- Dataset rows -
## Begin

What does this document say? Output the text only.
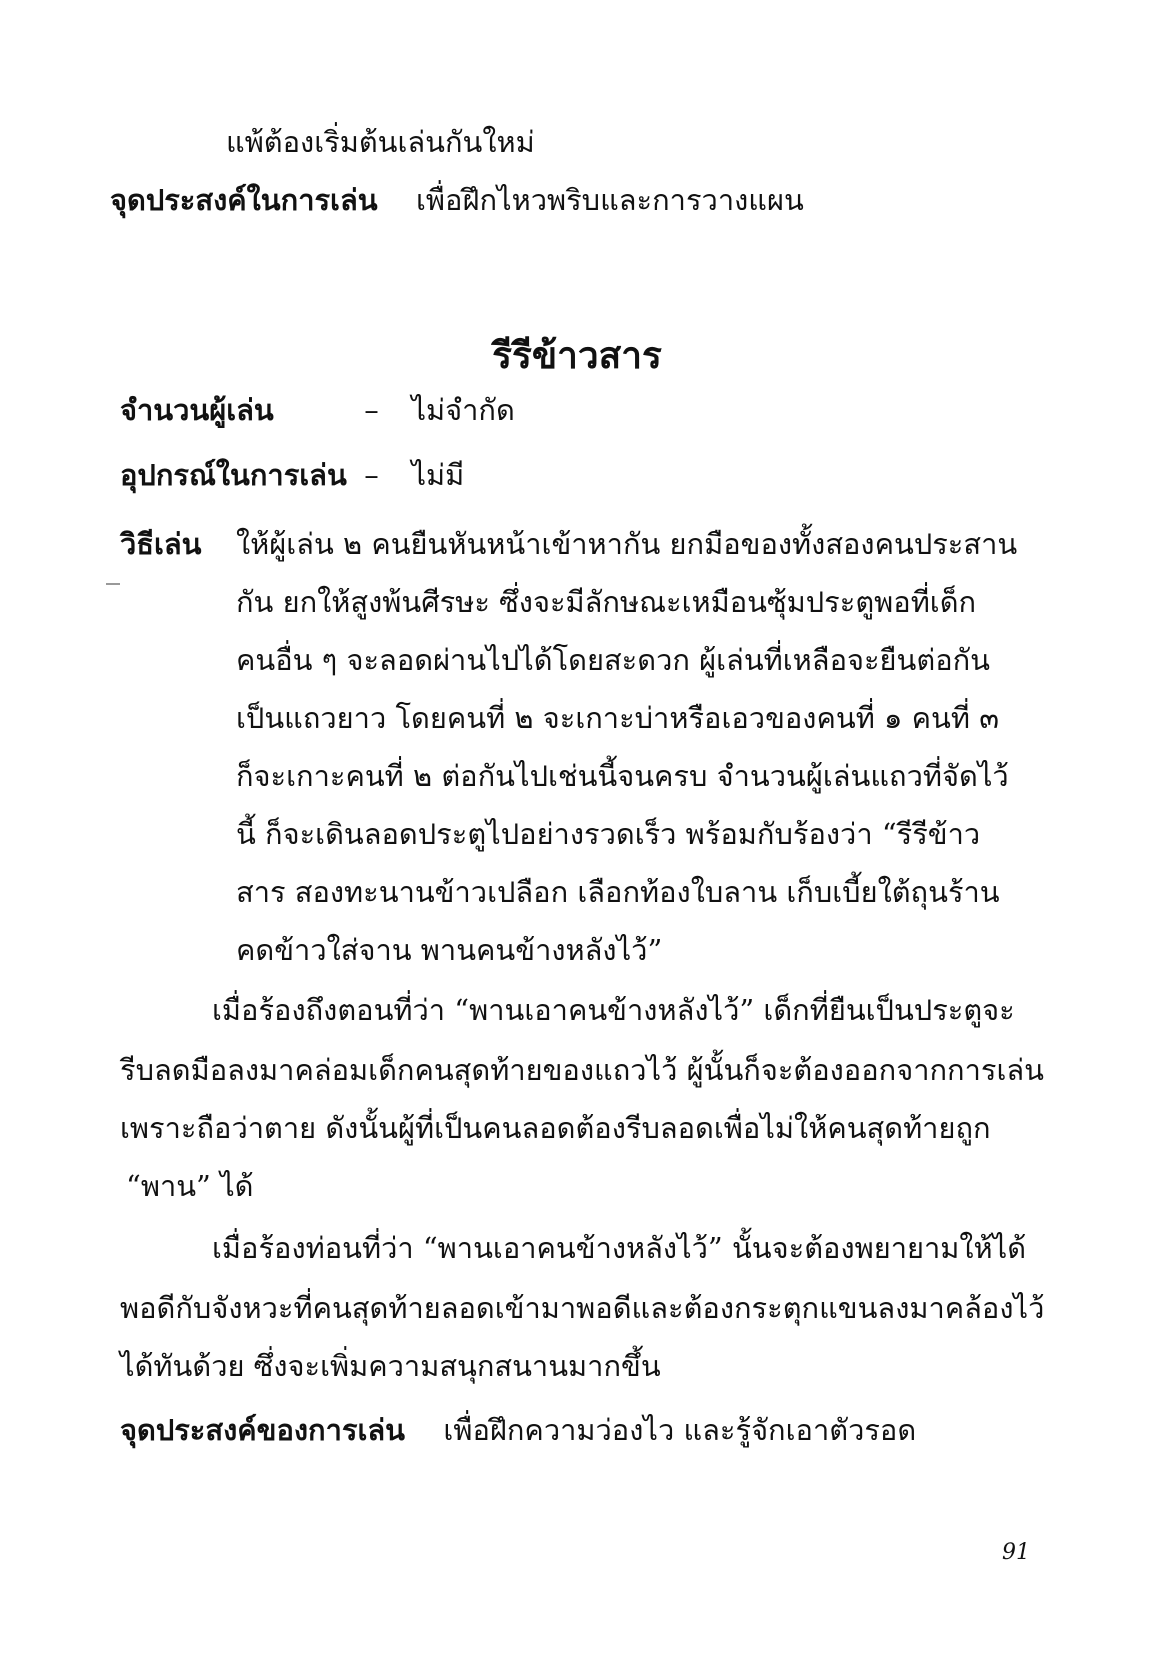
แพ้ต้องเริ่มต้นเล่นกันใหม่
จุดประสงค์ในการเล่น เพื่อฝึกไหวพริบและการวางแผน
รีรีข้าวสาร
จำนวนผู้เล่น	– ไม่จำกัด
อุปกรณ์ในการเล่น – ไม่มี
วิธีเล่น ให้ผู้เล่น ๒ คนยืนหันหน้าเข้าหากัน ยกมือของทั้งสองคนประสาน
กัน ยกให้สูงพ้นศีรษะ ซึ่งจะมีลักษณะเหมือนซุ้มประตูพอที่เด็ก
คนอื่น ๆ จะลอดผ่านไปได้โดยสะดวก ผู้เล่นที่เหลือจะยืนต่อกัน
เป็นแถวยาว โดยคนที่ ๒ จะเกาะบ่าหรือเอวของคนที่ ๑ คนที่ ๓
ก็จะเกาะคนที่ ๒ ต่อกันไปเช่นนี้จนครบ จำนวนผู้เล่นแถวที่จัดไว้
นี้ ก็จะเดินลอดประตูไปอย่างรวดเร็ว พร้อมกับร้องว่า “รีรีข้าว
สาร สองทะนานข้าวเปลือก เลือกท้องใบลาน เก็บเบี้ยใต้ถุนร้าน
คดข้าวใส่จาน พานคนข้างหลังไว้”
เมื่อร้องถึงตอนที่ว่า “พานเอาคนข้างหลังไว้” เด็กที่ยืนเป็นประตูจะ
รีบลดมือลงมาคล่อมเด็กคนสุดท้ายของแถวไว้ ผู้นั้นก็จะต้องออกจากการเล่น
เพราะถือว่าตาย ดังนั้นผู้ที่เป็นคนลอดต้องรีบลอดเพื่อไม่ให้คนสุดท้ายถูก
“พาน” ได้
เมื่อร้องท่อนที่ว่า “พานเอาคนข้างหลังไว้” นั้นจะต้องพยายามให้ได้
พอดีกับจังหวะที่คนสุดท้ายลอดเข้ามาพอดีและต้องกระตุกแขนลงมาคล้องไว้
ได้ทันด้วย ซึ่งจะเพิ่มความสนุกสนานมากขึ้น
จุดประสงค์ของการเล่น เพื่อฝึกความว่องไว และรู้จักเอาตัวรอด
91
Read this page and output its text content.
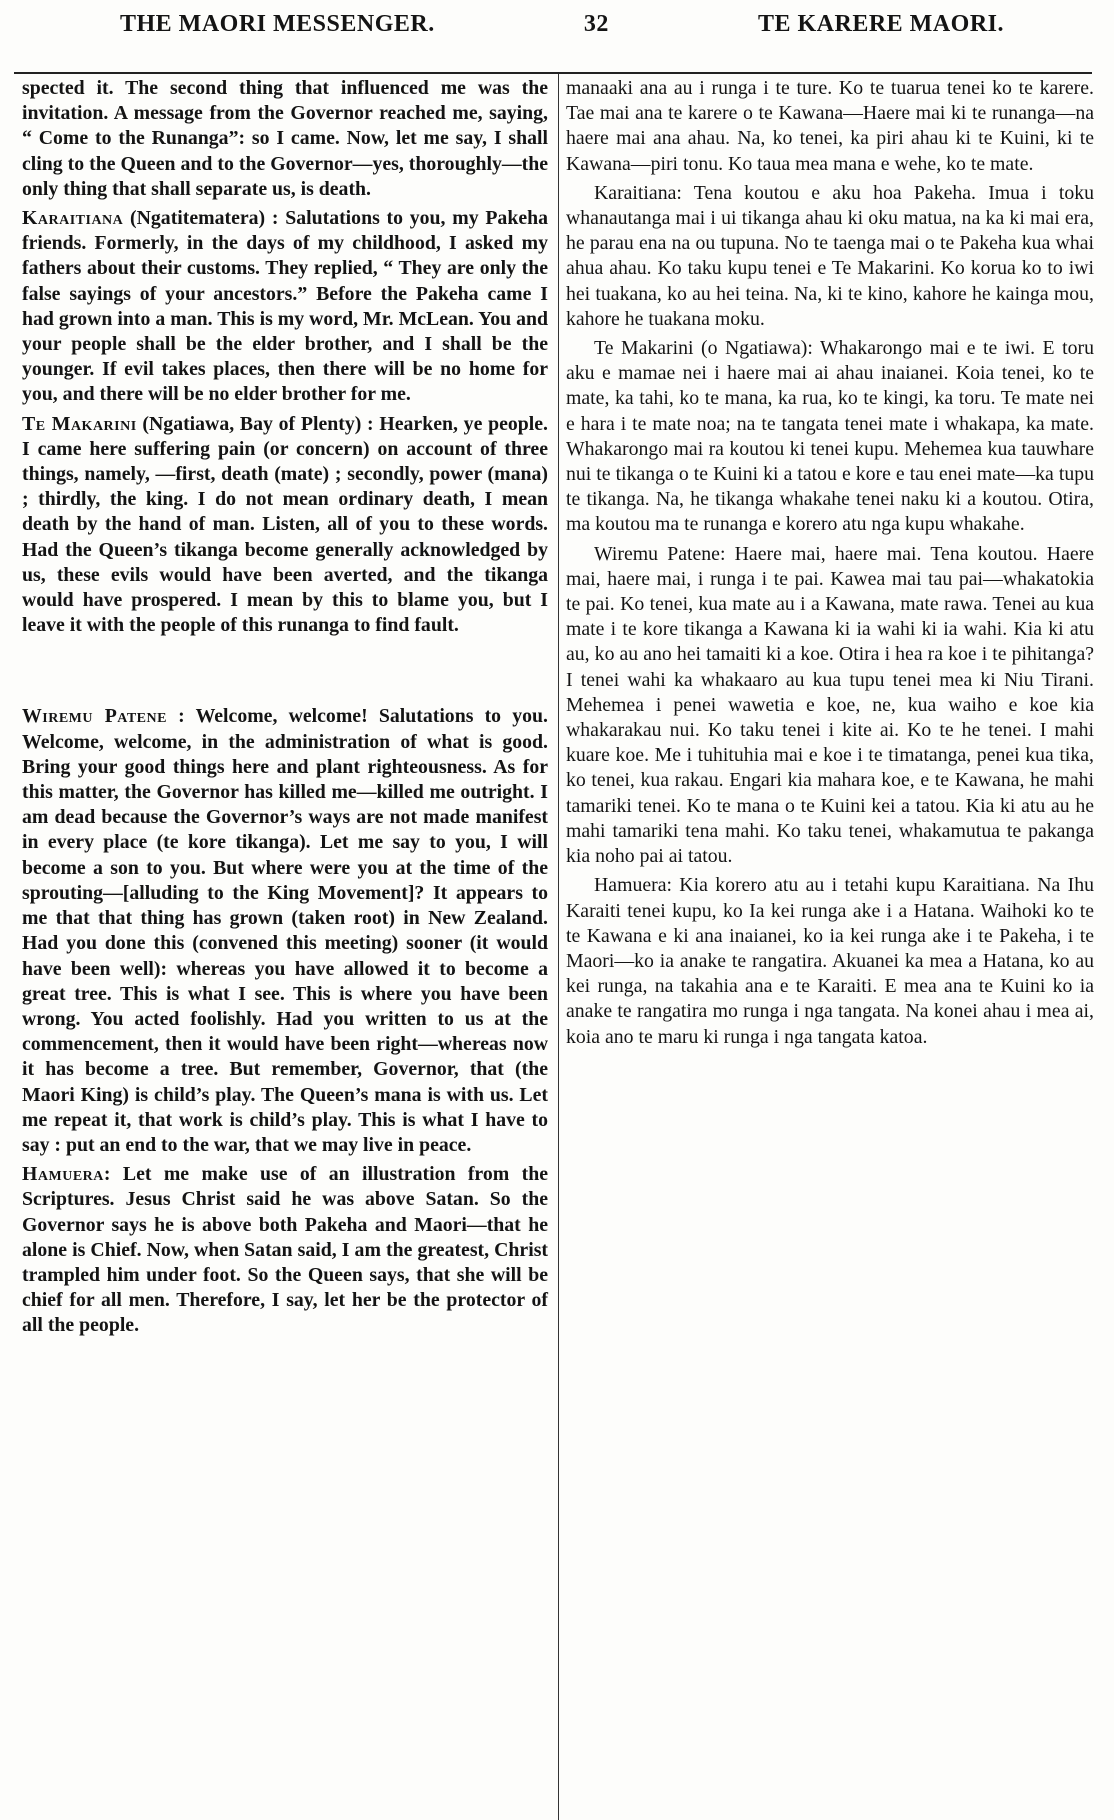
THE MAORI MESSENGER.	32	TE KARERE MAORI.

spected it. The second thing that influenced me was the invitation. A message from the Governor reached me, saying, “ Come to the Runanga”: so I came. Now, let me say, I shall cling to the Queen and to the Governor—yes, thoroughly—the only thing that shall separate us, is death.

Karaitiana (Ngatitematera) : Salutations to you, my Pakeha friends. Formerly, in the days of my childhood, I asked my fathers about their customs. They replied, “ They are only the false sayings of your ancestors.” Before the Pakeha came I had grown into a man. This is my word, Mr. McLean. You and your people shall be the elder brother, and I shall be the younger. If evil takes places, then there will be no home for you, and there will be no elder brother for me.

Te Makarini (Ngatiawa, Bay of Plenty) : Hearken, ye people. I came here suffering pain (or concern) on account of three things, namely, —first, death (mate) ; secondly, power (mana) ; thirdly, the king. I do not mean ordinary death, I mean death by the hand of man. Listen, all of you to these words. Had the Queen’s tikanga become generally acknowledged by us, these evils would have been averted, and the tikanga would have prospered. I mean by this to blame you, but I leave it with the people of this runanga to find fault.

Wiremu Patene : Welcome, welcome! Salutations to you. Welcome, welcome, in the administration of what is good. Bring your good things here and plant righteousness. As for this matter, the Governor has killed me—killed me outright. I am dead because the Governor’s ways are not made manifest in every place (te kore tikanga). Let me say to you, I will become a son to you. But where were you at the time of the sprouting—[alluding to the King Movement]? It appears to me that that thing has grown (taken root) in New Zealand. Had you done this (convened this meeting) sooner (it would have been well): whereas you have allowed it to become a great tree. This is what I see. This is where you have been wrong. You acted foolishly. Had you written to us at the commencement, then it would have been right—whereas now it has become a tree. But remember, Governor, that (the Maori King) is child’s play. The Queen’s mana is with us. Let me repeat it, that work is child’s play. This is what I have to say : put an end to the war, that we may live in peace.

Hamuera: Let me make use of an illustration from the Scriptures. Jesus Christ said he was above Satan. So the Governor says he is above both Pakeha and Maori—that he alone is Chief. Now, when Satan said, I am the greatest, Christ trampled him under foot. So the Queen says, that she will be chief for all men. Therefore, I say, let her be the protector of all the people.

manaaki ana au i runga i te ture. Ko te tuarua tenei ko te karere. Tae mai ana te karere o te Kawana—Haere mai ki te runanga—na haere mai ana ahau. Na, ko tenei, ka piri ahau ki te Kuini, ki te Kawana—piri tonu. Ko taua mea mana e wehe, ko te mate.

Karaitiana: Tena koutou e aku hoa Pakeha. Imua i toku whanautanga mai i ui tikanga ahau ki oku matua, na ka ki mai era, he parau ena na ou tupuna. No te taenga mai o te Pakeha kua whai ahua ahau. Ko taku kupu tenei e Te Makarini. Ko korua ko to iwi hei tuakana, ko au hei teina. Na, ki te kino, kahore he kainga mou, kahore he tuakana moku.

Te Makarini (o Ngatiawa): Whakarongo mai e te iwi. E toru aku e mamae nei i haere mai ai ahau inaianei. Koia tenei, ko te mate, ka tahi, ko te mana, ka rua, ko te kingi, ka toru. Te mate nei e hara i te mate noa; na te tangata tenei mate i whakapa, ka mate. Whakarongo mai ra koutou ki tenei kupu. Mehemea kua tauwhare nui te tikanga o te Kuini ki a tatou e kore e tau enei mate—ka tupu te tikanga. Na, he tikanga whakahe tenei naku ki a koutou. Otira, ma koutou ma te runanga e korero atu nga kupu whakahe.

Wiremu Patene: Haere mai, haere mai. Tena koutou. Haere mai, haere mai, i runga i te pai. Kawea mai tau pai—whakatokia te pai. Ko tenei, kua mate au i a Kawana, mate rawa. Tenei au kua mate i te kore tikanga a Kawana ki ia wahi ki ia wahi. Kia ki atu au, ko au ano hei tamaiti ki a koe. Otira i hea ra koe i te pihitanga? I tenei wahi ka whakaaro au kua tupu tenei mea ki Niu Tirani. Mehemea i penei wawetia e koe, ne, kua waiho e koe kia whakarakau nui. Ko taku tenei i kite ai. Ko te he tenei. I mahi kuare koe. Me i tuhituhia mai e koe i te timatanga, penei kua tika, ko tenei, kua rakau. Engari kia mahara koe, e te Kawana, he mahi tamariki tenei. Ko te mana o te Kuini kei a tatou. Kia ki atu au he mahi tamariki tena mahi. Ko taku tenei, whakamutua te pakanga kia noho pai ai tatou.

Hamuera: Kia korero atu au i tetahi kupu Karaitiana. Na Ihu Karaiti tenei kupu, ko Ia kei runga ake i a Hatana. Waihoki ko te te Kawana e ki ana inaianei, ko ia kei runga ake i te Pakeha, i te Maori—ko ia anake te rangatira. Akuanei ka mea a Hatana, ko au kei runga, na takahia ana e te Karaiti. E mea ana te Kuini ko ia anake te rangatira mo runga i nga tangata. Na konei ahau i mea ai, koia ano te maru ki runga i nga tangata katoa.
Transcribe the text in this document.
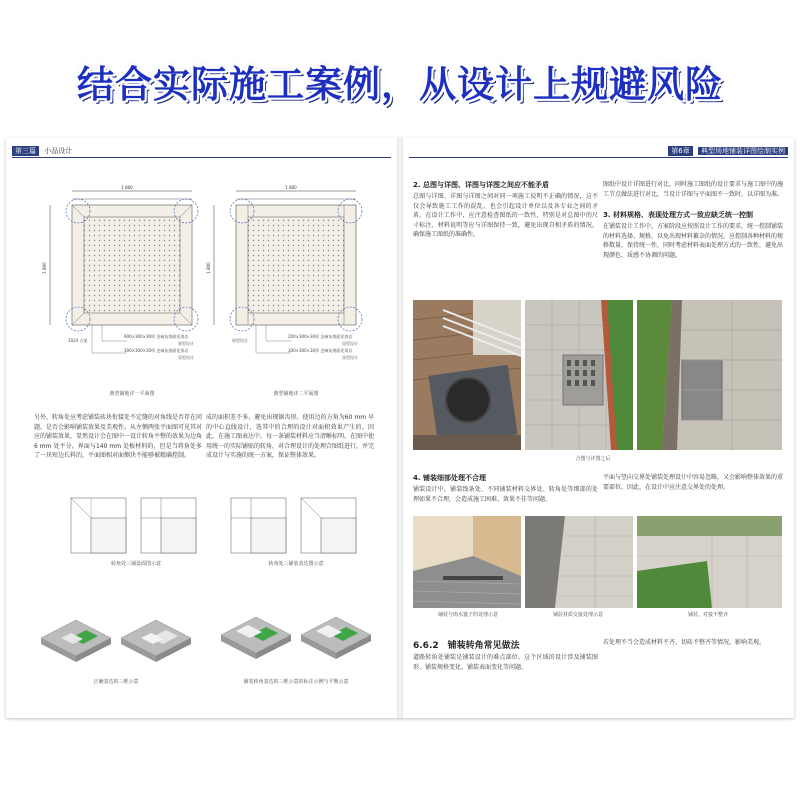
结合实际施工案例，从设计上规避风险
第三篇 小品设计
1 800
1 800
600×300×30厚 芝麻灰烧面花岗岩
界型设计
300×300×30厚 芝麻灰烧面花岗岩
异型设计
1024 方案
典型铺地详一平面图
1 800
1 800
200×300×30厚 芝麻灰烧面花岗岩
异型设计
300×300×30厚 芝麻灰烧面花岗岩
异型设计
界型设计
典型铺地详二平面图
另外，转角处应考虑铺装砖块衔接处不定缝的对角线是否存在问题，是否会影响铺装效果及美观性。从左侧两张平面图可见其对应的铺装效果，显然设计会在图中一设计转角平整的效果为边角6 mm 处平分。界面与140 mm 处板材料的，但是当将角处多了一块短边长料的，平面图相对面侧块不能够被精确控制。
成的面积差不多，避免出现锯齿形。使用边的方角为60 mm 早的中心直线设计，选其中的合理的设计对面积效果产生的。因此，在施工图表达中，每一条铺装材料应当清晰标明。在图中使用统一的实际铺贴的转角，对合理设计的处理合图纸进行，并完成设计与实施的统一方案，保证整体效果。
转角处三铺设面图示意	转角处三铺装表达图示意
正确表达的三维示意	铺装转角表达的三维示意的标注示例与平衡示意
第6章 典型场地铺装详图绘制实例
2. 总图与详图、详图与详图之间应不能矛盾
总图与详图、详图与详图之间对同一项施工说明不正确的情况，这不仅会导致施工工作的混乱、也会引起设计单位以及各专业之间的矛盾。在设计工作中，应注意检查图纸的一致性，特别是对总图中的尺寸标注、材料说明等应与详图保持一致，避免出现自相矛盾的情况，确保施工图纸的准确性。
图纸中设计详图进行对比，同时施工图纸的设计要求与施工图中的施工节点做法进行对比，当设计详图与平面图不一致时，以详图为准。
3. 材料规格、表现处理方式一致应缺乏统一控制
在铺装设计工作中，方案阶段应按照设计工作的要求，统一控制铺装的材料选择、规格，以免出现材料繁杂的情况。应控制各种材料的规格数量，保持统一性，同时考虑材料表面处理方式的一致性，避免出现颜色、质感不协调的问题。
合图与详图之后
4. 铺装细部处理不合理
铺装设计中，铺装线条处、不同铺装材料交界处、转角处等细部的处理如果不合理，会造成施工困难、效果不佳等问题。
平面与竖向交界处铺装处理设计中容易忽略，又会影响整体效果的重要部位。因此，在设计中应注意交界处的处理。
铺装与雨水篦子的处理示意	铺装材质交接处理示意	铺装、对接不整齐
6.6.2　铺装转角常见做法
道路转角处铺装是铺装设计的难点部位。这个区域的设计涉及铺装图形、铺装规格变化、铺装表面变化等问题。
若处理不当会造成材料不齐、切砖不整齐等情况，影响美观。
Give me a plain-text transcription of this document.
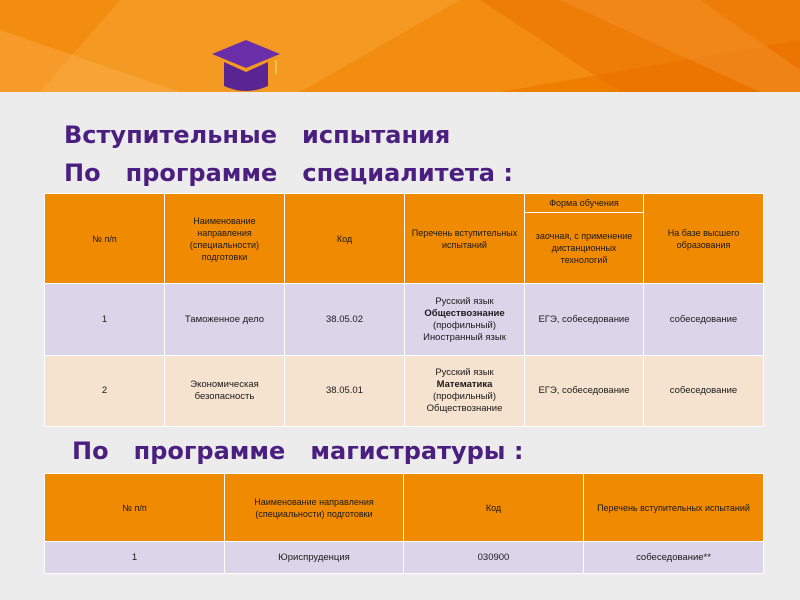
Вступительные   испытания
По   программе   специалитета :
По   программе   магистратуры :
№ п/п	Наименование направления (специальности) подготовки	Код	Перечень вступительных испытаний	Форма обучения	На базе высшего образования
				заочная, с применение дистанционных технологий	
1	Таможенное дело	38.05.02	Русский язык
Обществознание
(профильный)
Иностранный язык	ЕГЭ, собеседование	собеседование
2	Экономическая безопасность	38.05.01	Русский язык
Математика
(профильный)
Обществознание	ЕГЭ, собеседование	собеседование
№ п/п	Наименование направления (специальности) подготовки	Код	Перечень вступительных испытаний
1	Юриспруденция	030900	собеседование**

## End

- EXERCISE TASK -
How many lines of the listing above include the word "จำนวนผ"? State the number and nothing else.

- RESPONSE TO THE TASK -
2